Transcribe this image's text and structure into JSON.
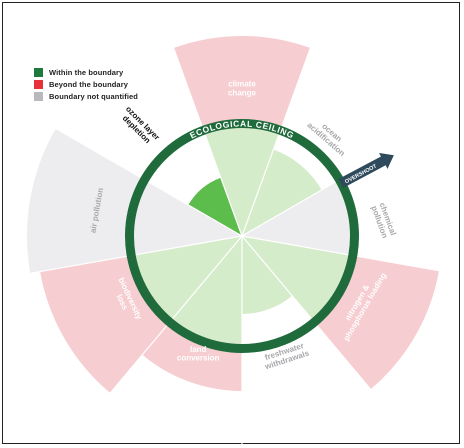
{
  "legend": [
    {
      "label": "Within the boundary",
      "color": "#1e7a3c"
    },
    {
      "label": "Beyond the boundary",
      "color": "#e8323a"
    },
    {
      "label": "Boundary not quantified",
      "color": "#b9b9bd"
    }
  ],
  "ring_label": "ECOLOGICAL CEILING",
  "overshoot_label": "OVERSHOOT",
  "colors": {
    "ring": "#1f6b3c",
    "within": "#d5ecca",
    "within_dark": "#5cbc4c",
    "beyond": "#f6cdd0",
    "unquantified": "#ededf0",
    "label_on_red": "#ffffff",
    "label_grey": "#a8a8ac",
    "arrow": "#2f4a5c"
  },
  "boundaries": [
    {
      "id": "climate-change",
      "lines": [
        "climate",
        "change"
      ],
      "status": "beyond"
    },
    {
      "id": "ocean-acidification",
      "lines": [
        "ocean",
        "acidification"
      ],
      "status": "within"
    },
    {
      "id": "chemical-pollution",
      "lines": [
        "chemical",
        "pollution"
      ],
      "status": "not-quantified"
    },
    {
      "id": "nitrogen-phosphorus",
      "lines": [
        "nitrogen &",
        "phosphorus loading"
      ],
      "status": "beyond"
    },
    {
      "id": "freshwater-withdrawals",
      "lines": [
        "freshwater",
        "withdrawals"
      ],
      "status": "within"
    },
    {
      "id": "land-conversion",
      "lines": [
        "land",
        "conversion"
      ],
      "status": "beyond"
    },
    {
      "id": "biodiversity-loss",
      "lines": [
        "biodiversity",
        "loss"
      ],
      "status": "beyond"
    },
    {
      "id": "air-pollution",
      "lines": [
        "air pollution"
      ],
      "status": "not-quantified"
    },
    {
      "id": "ozone-layer-depletion",
      "lines": [
        "ozone layer",
        "depletion"
      ],
      "status": "within"
    }
  ]
}
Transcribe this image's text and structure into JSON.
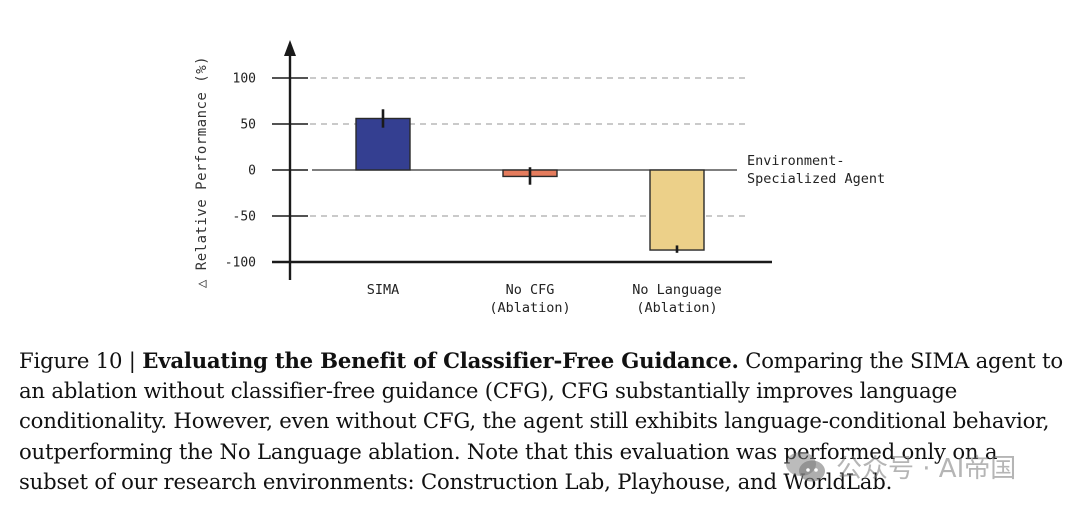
{
  "chart_data": {
    "type": "bar",
    "title": "",
    "xlabel": "",
    "ylabel": "△ Relative Performance (%)",
    "ylim": [
      -100,
      100
    ],
    "yticks": [
      100,
      50,
      0,
      -50,
      -100
    ],
    "ytick_labels": [
      "100",
      "50",
      "0",
      "-50",
      "-100"
    ],
    "grid": "dashed horizontal at 100, 50, -50",
    "categories": [
      "SIMA",
      "No CFG\n(Ablation)",
      "No Language\n(Ablation)"
    ],
    "category_lines": [
      [
        "SIMA"
      ],
      [
        "No CFG",
        "(Ablation)"
      ],
      [
        "No Language",
        "(Ablation)"
      ]
    ],
    "values": [
      56,
      -7,
      -87
    ],
    "error_bars": [
      [
        46,
        66
      ],
      [
        -16,
        3
      ],
      [
        -90,
        -82
      ]
    ],
    "colors": [
      "#343f91",
      "#e57c5d",
      "#ecd089"
    ],
    "reference_line": {
      "value": 0,
      "label_lines": [
        "Environment-",
        "Specialized Agent"
      ]
    }
  },
  "caption": {
    "prefix": "Figure 10 | ",
    "title": "Evaluating the Benefit of Classifier-Free Guidance.",
    "body": " Comparing the SIMA agent to an ablation without classifier-free guidance (CFG), CFG substantially improves language conditionality. However, even without CFG, the agent still exhibits language-conditional behavior, outperforming the No Language ablation. Note that this evaluation was performed only on a subset of our research environments: Construction Lab, Playhouse, and WorldLab."
  },
  "watermark": {
    "text": "公众号 · AI帝国",
    "icon": "wechat-icon"
  }
}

--- --- ---

Word for word, quote the lines above. Omit the pictures.

Transcribe this image's text and structure into JSON.
{
  "legend": [
    {
      "label": "Within the boundary",
      "color": "#1e7a3c"
    },
    {
      "label": "Beyond the boundary",
      "color": "#e8323a"
    },
    {
      "label": "Boundary not quantified",
      "color": "#b9b9bd"
    }
  ],
  "ring_label": "ECOLOGICAL CEILING",
  "overshoot_label": "OVERSHOOT",
  "colors": {
    "ring": "#1f6b3c",
    "within": "#d5ecca",
    "within_dark": "#5cbc4c",
    "beyond": "#f6cdd0",
    "unquantified": "#ededf0",
    "label_on_red": "#ffffff",
    "label_grey": "#a8a8ac",
    "arrow": "#2f4a5c"
  },
  "boundaries": [
    {
      "id": "climate-change",
      "lines": [
        "climate",
        "change"
      ],
      "status": "beyond"
    },
    {
      "id": "ocean-acidification",
      "lines": [
        "ocean",
        "acidification"
      ],
      "status": "within"
    },
    {
      "id": "chemical-pollution",
      "lines": [
        "chemical",
        "pollution"
      ],
      "status": "not-quantified"
    },
    {
      "id": "nitrogen-phosphorus",
      "lines": [
        "nitrogen &",
        "phosphorus loading"
      ],
      "status": "beyond"
    },
    {
      "id": "freshwater-withdrawals",
      "lines": [
        "freshwater",
        "withdrawals"
      ],
      "status": "within"
    },
    {
      "id": "land-conversion",
      "lines": [
        "land",
        "conversion"
      ],
      "status": "beyond"
    },
    {
      "id": "biodiversity-loss",
      "lines": [
        "biodiversity",
        "loss"
      ],
      "status": "beyond"
    },
    {
      "id": "air-pollution",
      "lines": [
        "air pollution"
      ],
      "status": "not-quantified"
    },
    {
      "id": "ozone-layer-depletion",
      "lines": [
        "ozone layer",
        "depletion"
      ],
      "status": "within"
    }
  ]
}
Transcribe this image's text and structure into JSON.
{
  "chart_data": {
    "type": "bar",
    "title": "",
    "xlabel": "",
    "ylabel": "△ Relative Performance (%)",
    "ylim": [
      -100,
      100
    ],
    "yticks": [
      100,
      50,
      0,
      -50,
      -100
    ],
    "ytick_labels": [
      "100",
      "50",
      "0",
      "-50",
      "-100"
    ],
    "grid": "dashed horizontal at 100, 50, -50",
    "categories": [
      "SIMA",
      "No CFG\n(Ablation)",
      "No Language\n(Ablation)"
    ],
    "category_lines": [
      [
        "SIMA"
      ],
      [
        "No CFG",
        "(Ablation)"
      ],
      [
        "No Language",
        "(Ablation)"
      ]
    ],
    "values": [
      56,
      -7,
      -87
    ],
    "error_bars": [
      [
        46,
        66
      ],
      [
        -16,
        3
      ],
      [
        -90,
        -82
      ]
    ],
    "colors": [
      "#343f91",
      "#e57c5d",
      "#ecd089"
    ],
    "reference_line": {
      "value": 0,
      "label_lines": [
        "Environment-",
        "Specialized Agent"
      ]
    }
  },
  "caption": {
    "prefix": "Figure 10 | ",
    "title": "Evaluating the Benefit of Classifier-Free Guidance.",
    "body": " Comparing the SIMA agent to an ablation without classifier-free guidance (CFG), CFG substantially improves language conditionality. However, even without CFG, the agent still exhibits language-conditional behavior, outperforming the No Language ablation. Note that this evaluation was performed only on a subset of our research environments: Construction Lab, Playhouse, and WorldLab."
  },
  "watermark": {
    "text": "公众号 · AI帝国",
    "icon": "wechat-icon"
  }
}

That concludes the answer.